═════ PROVIDED INFORMATION

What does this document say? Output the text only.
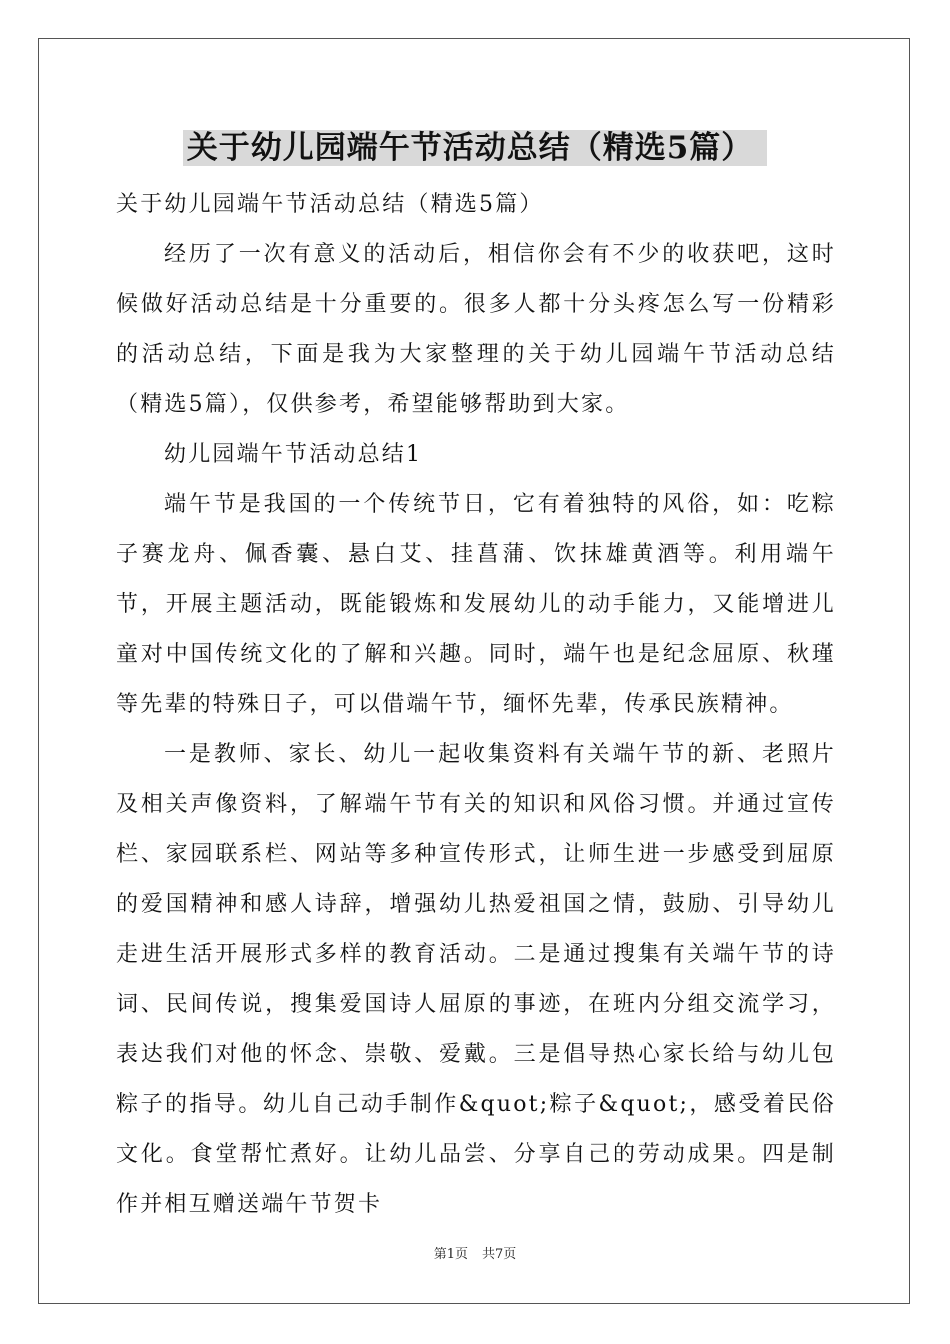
关于幼儿园端午节活动总结（精选5篇）

关于幼儿园端午节活动总结（精选5篇）

经历了一次有意义的活动后，相信你会有不少的收获吧，这时候做好活动总结是十分重要的。很多人都十分头疼怎么写一份精彩的活动总结，下面是我为大家整理的关于幼儿园端午节活动总结（精选5篇），仅供参考，希望能够帮助到大家。

幼儿园端午节活动总结1

端午节是我国的一个传统节日，它有着独特的风俗，如：吃粽子赛龙舟、佩香囊、悬白艾、挂菖蒲、饮抹雄黄酒等。利用端午节，开展主题活动，既能锻炼和发展幼儿的动手能力，又能增进儿童对中国传统文化的了解和兴趣。同时，端午也是纪念屈原、秋瑾等先辈的特殊日子，可以借端午节，缅怀先辈，传承民族精神。

一是教师、家长、幼儿一起收集资料有关端午节的新、老照片及相关声像资料，了解端午节有关的知识和风俗习惯。并通过宣传栏、家园联系栏、网站等多种宣传形式，让师生进一步感受到屈原的爱国精神和感人诗辞，增强幼儿热爱祖国之情，鼓励、引导幼儿走进生活开展形式多样的教育活动。二是通过搜集有关端午节的诗词、民间传说，搜集爱国诗人屈原的事迹，在班内分组交流学习，表达我们对他的怀念、崇敬、爱戴。三是倡导热心家长给与幼儿包粽子的指导。幼儿自己动手制作&quot;粽子&quot;，感受着民俗文化。食堂帮忙煮好。让幼儿品尝、分享自己的劳动成果。四是制作并相互赠送端午节贺卡

第1页 共7页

══════════

(WHAT IS REQUIRED): Set the entries down again exactly. Do not include the images.

(SOLUTION TO THIS TASK):
What does this document say? Output the text only.
关于幼儿园端午节活动总结（精选5篇）

关于幼儿园端午节活动总结（精选5篇）

经历了一次有意义的活动后，相信你会有不少的收获吧，这时候做好活动总结是十分重要的。很多人都十分头疼怎么写一份精彩的活动总结，下面是我为大家整理的关于幼儿园端午节活动总结（精选5篇），仅供参考，希望能够帮助到大家。

幼儿园端午节活动总结1

端午节是我国的一个传统节日，它有着独特的风俗，如：吃粽子赛龙舟、佩香囊、悬白艾、挂菖蒲、饮抹雄黄酒等。利用端午节，开展主题活动，既能锻炼和发展幼儿的动手能力，又能增进儿童对中国传统文化的了解和兴趣。同时，端午也是纪念屈原、秋瑾等先辈的特殊日子，可以借端午节，缅怀先辈，传承民族精神。

一是教师、家长、幼儿一起收集资料有关端午节的新、老照片及相关声像资料，了解端午节有关的知识和风俗习惯。并通过宣传栏、家园联系栏、网站等多种宣传形式，让师生进一步感受到屈原的爱国精神和感人诗辞，增强幼儿热爱祖国之情，鼓励、引导幼儿走进生活开展形式多样的教育活动。二是通过搜集有关端午节的诗词、民间传说，搜集爱国诗人屈原的事迹，在班内分组交流学习，表达我们对他的怀念、崇敬、爱戴。三是倡导热心家长给与幼儿包粽子的指导。幼儿自己动手制作&quot;粽子&quot;，感受着民俗文化。食堂帮忙煮好。让幼儿品尝、分享自己的劳动成果。四是制作并相互赠送端午节贺卡

第1页 共7页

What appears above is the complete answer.